__Exercise prompt__.
Go through the data below and gather each line containing "index".
--- begin Provided records ---
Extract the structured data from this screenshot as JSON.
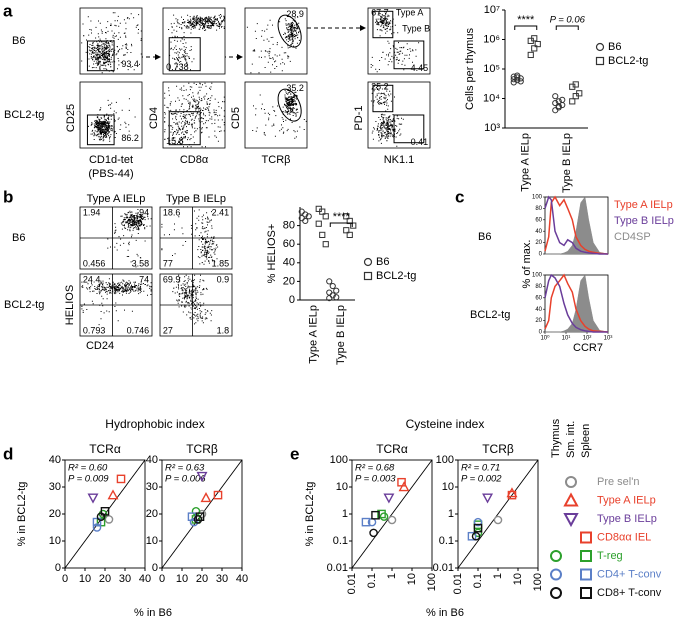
{
  "figure": {
    "panel_labels": [
      "a",
      "b",
      "c",
      "d",
      "e"
    ],
    "a_flow": {
      "rows": [
        "B6",
        "BCL2-tg"
      ],
      "y_labels": [
        "CD25",
        "CD4",
        "CD5",
        "PD-1"
      ],
      "x_labels": [
        "CD1d-tet",
        "CD8α",
        "TCRβ",
        "NK1.1"
      ],
      "x_note": "(PBS-44)",
      "gates": [
        [
          93.4,
          0.738,
          28.9,
          67.7,
          4.45
        ],
        [
          86.2,
          15.8,
          35.2,
          25.2,
          0.41
        ]
      ],
      "gate_names": [
        "Type A",
        "Type B"
      ]
    },
    "b_flow": {
      "rows": [
        "B6",
        "BCL2-tg"
      ],
      "columns": [
        "Type A IELp",
        "Type B IELp"
      ],
      "y_label": "HELIOS",
      "x_label": "CD24",
      "quadrants": [
        [
          [
            1.94,
            94,
            0.456,
            3.58
          ],
          [
            18.6,
            2.41,
            77,
            1.85
          ]
        ],
        [
          [
            24.4,
            74,
            0.793,
            0.746
          ],
          [
            69.9,
            0.9,
            27,
            1.8
          ]
        ]
      ]
    },
    "d": {
      "title": "Hydrophobic index",
      "ylabel": "% in BCL2-tg",
      "xlabel": "% in B6"
    },
    "e": {
      "title": "Cysteine index",
      "ylabel": "% in BCL2-tg",
      "xlabel": "% in B6"
    },
    "legend": {
      "columns": [
        "Thymus",
        "Sm. int.",
        "Spleen"
      ],
      "entries": [
        {
          "name": "Pre sel'n",
          "color": "#8c8c8c",
          "markers": [
            null,
            "circle",
            null
          ]
        },
        {
          "name": "Type A IELp",
          "color": "#e8412c",
          "markers": [
            null,
            "triangle-up",
            null
          ]
        },
        {
          "name": "Type B IELp",
          "color": "#6a3d9a",
          "markers": [
            null,
            "triangle-down",
            null
          ]
        },
        {
          "name": "CD8αα IEL",
          "color": "#e8412c",
          "markers": [
            null,
            null,
            "square"
          ]
        },
        {
          "name": "T-reg",
          "color": "#2ca02c",
          "markers": [
            "circle",
            null,
            "square"
          ]
        },
        {
          "name": "CD4+ T-conv",
          "color": "#5b7fc7",
          "markers": [
            "circle",
            null,
            "square"
          ]
        },
        {
          "name": "CD8+ T-conv",
          "color": "#111111",
          "markers": [
            "circle",
            null,
            "square"
          ]
        }
      ]
    }
  },
  "chart_data": [
    {
      "type": "strip",
      "ylabel": "Cells per thymus",
      "categories": [
        "Type A IELp",
        "Type B IELp"
      ],
      "log_scale": true,
      "ylim": [
        1000,
        10000000
      ],
      "yticks": [
        {
          "value": 1000,
          "label": "10³"
        },
        {
          "value": 10000,
          "label": "10⁴"
        },
        {
          "value": 100000,
          "label": "10⁵"
        },
        {
          "value": 1000000,
          "label": "10⁶"
        },
        {
          "value": 10000000,
          "label": "10⁷"
        }
      ],
      "series": [
        {
          "name": "B6",
          "marker": "circle",
          "color": "#333333",
          "values": [
            [
              35000,
              42000,
              48000,
              55000,
              60000,
              38000,
              45000,
              52000
            ],
            [
              4000,
              5000,
              6000,
              7000,
              8000,
              9000,
              12000,
              5500
            ]
          ]
        },
        {
          "name": "BCL2-tg",
          "marker": "square",
          "color": "#333333",
          "values": [
            [
              300000,
              500000,
              700000,
              900000,
              1100000
            ],
            [
              8000,
              12000,
              15000,
              25000,
              30000
            ]
          ]
        }
      ],
      "annotations": [
        {
          "text": "****",
          "category": 0
        },
        {
          "text": "P = 0.06",
          "category": 1
        }
      ]
    },
    {
      "type": "strip",
      "ylabel": "% HELIOS+",
      "categories": [
        "Type A IELp",
        "Type B IELp"
      ],
      "ylim": [
        0,
        100
      ],
      "yticks": [
        0,
        20,
        40,
        60,
        80
      ],
      "series": [
        {
          "name": "B6",
          "marker": "circle",
          "color": "#333333",
          "values": [
            [
              95,
              92,
              90,
              88,
              85
            ],
            [
              20,
              15,
              10,
              8,
              5,
              3,
              2
            ]
          ]
        },
        {
          "name": "BCL2-tg",
          "marker": "square",
          "color": "#333333",
          "values": [
            [
              98,
              95,
              90,
              82,
              70,
              60
            ],
            [
              90,
              85,
              80,
              75,
              70
            ]
          ]
        }
      ],
      "annotations": [
        {
          "text": "****",
          "category": 1
        }
      ]
    },
    {
      "type": "line",
      "row_label": "B6",
      "log_x": true,
      "x": [
        1,
        1.5,
        2,
        3,
        5,
        8,
        12,
        20,
        30,
        50,
        80,
        120,
        200,
        400,
        1000
      ],
      "xlim": [
        1,
        1000
      ],
      "ylim": [
        0,
        100
      ],
      "yticks": [
        0,
        20,
        40,
        60,
        80,
        100
      ],
      "series": [
        {
          "name": "Type A IELp",
          "color": "#e8412c",
          "values": [
            5,
            30,
            90,
            100,
            85,
            95,
            80,
            60,
            30,
            15,
            8,
            5,
            3,
            1,
            0
          ]
        },
        {
          "name": "Type B IELp",
          "color": "#6a3d9a",
          "values": [
            80,
            100,
            95,
            40,
            20,
            15,
            25,
            20,
            10,
            5,
            3,
            2,
            1,
            0,
            0
          ]
        },
        {
          "name": "CD4SP",
          "color": "#8c8c8c",
          "filled": true,
          "values": [
            0,
            0,
            0,
            0,
            0,
            2,
            5,
            15,
            40,
            90,
            100,
            60,
            20,
            3,
            0
          ]
        }
      ]
    },
    {
      "type": "line",
      "row_label": "BCL2-tg",
      "ylabel": "% of max.",
      "xlabel": "CCR7",
      "log_x": true,
      "x": [
        1,
        1.5,
        2,
        3,
        5,
        8,
        12,
        20,
        30,
        50,
        80,
        120,
        200,
        400,
        1000
      ],
      "xlim": [
        1,
        1000
      ],
      "xticks": [
        {
          "value": 1,
          "label": "10⁰"
        },
        {
          "value": 10,
          "label": "10¹"
        },
        {
          "value": 100,
          "label": "10²"
        },
        {
          "value": 1000,
          "label": "10³"
        }
      ],
      "ylim": [
        0,
        100
      ],
      "yticks": [
        0,
        20,
        40,
        60,
        80,
        100
      ],
      "series": [
        {
          "color": "#e8412c",
          "values": [
            5,
            20,
            60,
            80,
            90,
            100,
            85,
            70,
            40,
            20,
            10,
            5,
            2,
            1,
            0
          ]
        },
        {
          "color": "#6a3d9a",
          "values": [
            60,
            90,
            100,
            95,
            80,
            50,
            30,
            15,
            8,
            4,
            2,
            1,
            0,
            0,
            0
          ]
        },
        {
          "color": "#8c8c8c",
          "filled": true,
          "values": [
            0,
            0,
            0,
            0,
            0,
            2,
            5,
            15,
            40,
            90,
            100,
            60,
            20,
            3,
            0
          ]
        }
      ]
    },
    {
      "type": "scatter",
      "title": "TCRα",
      "xlim": [
        0,
        40
      ],
      "ylim": [
        0,
        40
      ],
      "xticks": [
        0,
        10,
        20,
        30,
        40
      ],
      "yticks": [
        0,
        10,
        20,
        30,
        40
      ],
      "diagonal": true,
      "annotations": [
        "R² = 0.60",
        "P = 0.009"
      ],
      "series": [
        {
          "color": "#8c8c8c",
          "marker": "circle",
          "x": [
            22
          ],
          "y": [
            18
          ]
        },
        {
          "color": "#e8412c",
          "marker": "triangle-up",
          "x": [
            24
          ],
          "y": [
            27
          ]
        },
        {
          "color": "#e8412c",
          "marker": "square",
          "x": [
            28
          ],
          "y": [
            33
          ]
        },
        {
          "color": "#6a3d9a",
          "marker": "triangle-down",
          "x": [
            14
          ],
          "y": [
            26
          ]
        },
        {
          "color": "#2ca02c",
          "marker": "circle",
          "x": [
            19
          ],
          "y": [
            20
          ]
        },
        {
          "color": "#2ca02c",
          "marker": "square",
          "x": [
            18
          ],
          "y": [
            17
          ]
        },
        {
          "color": "#5b7fc7",
          "marker": "circle",
          "x": [
            16
          ],
          "y": [
            15
          ]
        },
        {
          "color": "#5b7fc7",
          "marker": "square",
          "x": [
            16
          ],
          "y": [
            17
          ]
        },
        {
          "color": "#111111",
          "marker": "circle",
          "x": [
            18
          ],
          "y": [
            19
          ]
        },
        {
          "color": "#111111",
          "marker": "square",
          "x": [
            20
          ],
          "y": [
            21
          ]
        }
      ]
    },
    {
      "type": "scatter",
      "title": "TCRβ",
      "xlim": [
        0,
        40
      ],
      "ylim": [
        0,
        40
      ],
      "xticks": [
        0,
        10,
        20,
        30,
        40
      ],
      "yticks": [
        0,
        10,
        20,
        30,
        40
      ],
      "diagonal": true,
      "annotations": [
        "R² = 0.63",
        "P = 0.006"
      ],
      "series": [
        {
          "color": "#8c8c8c",
          "marker": "circle",
          "x": [
            20
          ],
          "y": [
            20
          ]
        },
        {
          "color": "#e8412c",
          "marker": "triangle-up",
          "x": [
            22
          ],
          "y": [
            26
          ]
        },
        {
          "color": "#e8412c",
          "marker": "square",
          "x": [
            28
          ],
          "y": [
            27
          ]
        },
        {
          "color": "#6a3d9a",
          "marker": "triangle-down",
          "x": [
            20
          ],
          "y": [
            34
          ]
        },
        {
          "color": "#2ca02c",
          "marker": "circle",
          "x": [
            17
          ],
          "y": [
            21
          ]
        },
        {
          "color": "#2ca02c",
          "marker": "square",
          "x": [
            17
          ],
          "y": [
            18
          ]
        },
        {
          "color": "#5b7fc7",
          "marker": "circle",
          "x": [
            16
          ],
          "y": [
            17
          ]
        },
        {
          "color": "#5b7fc7",
          "marker": "square",
          "x": [
            15
          ],
          "y": [
            19
          ]
        },
        {
          "color": "#111111",
          "marker": "circle",
          "x": [
            18
          ],
          "y": [
            18
          ]
        },
        {
          "color": "#111111",
          "marker": "square",
          "x": [
            19
          ],
          "y": [
            19
          ]
        }
      ]
    },
    {
      "type": "scatter",
      "title": "TCRα",
      "log_scale": true,
      "xlim": [
        0.01,
        100
      ],
      "ylim": [
        0.01,
        100
      ],
      "xticks": [
        0.01,
        0.1,
        1,
        10,
        100
      ],
      "yticks": [
        0.01,
        0.1,
        1,
        10,
        100
      ],
      "diagonal": true,
      "annotations": [
        "R² = 0.68",
        "P = 0.003"
      ],
      "series": [
        {
          "color": "#8c8c8c",
          "marker": "circle",
          "x": [
            1
          ],
          "y": [
            0.6
          ]
        },
        {
          "color": "#e8412c",
          "marker": "triangle-up",
          "x": [
            4
          ],
          "y": [
            10
          ]
        },
        {
          "color": "#e8412c",
          "marker": "square",
          "x": [
            3
          ],
          "y": [
            15
          ]
        },
        {
          "color": "#6a3d9a",
          "marker": "triangle-down",
          "x": [
            0.7
          ],
          "y": [
            4
          ]
        },
        {
          "color": "#2ca02c",
          "marker": "circle",
          "x": [
            0.4
          ],
          "y": [
            0.8
          ]
        },
        {
          "color": "#2ca02c",
          "marker": "square",
          "x": [
            0.3
          ],
          "y": [
            1
          ]
        },
        {
          "color": "#5b7fc7",
          "marker": "circle",
          "x": [
            0.1
          ],
          "y": [
            0.5
          ]
        },
        {
          "color": "#5b7fc7",
          "marker": "square",
          "x": [
            0.05
          ],
          "y": [
            0.5
          ]
        },
        {
          "color": "#111111",
          "marker": "circle",
          "x": [
            0.12
          ],
          "y": [
            0.2
          ]
        },
        {
          "color": "#111111",
          "marker": "square",
          "x": [
            0.15
          ],
          "y": [
            0.9
          ]
        }
      ]
    },
    {
      "type": "scatter",
      "title": "TCRβ",
      "log_scale": true,
      "xlim": [
        0.01,
        100
      ],
      "ylim": [
        0.01,
        100
      ],
      "xticks": [
        0.01,
        0.1,
        1,
        10,
        100
      ],
      "yticks": [
        0.01,
        0.1,
        1,
        10,
        100
      ],
      "diagonal": true,
      "annotations": [
        "R² = 0.71",
        "P = 0.002"
      ],
      "series": [
        {
          "color": "#8c8c8c",
          "marker": "circle",
          "x": [
            1
          ],
          "y": [
            0.6
          ]
        },
        {
          "color": "#e8412c",
          "marker": "triangle-up",
          "x": [
            5
          ],
          "y": [
            6
          ]
        },
        {
          "color": "#e8412c",
          "marker": "square",
          "x": [
            5
          ],
          "y": [
            5
          ]
        },
        {
          "color": "#6a3d9a",
          "marker": "triangle-down",
          "x": [
            0.3
          ],
          "y": [
            4
          ]
        },
        {
          "color": "#2ca02c",
          "marker": "circle",
          "x": [
            0.1
          ],
          "y": [
            0.2
          ]
        },
        {
          "color": "#2ca02c",
          "marker": "square",
          "x": [
            0.1
          ],
          "y": [
            0.4
          ]
        },
        {
          "color": "#5b7fc7",
          "marker": "circle",
          "x": [
            0.1
          ],
          "y": [
            0.5
          ]
        },
        {
          "color": "#5b7fc7",
          "marker": "square",
          "x": [
            0.05
          ],
          "y": [
            0.15
          ]
        },
        {
          "color": "#111111",
          "marker": "circle",
          "x": [
            0.08
          ],
          "y": [
            0.15
          ]
        },
        {
          "color": "#111111",
          "marker": "square",
          "x": [
            0.1
          ],
          "y": [
            0.3
          ]
        }
      ]
    }
  ]
}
--- end Provided records ---
__Final answer__.
      "title": "Hydrophobic index",
      "title": "Cysteine index",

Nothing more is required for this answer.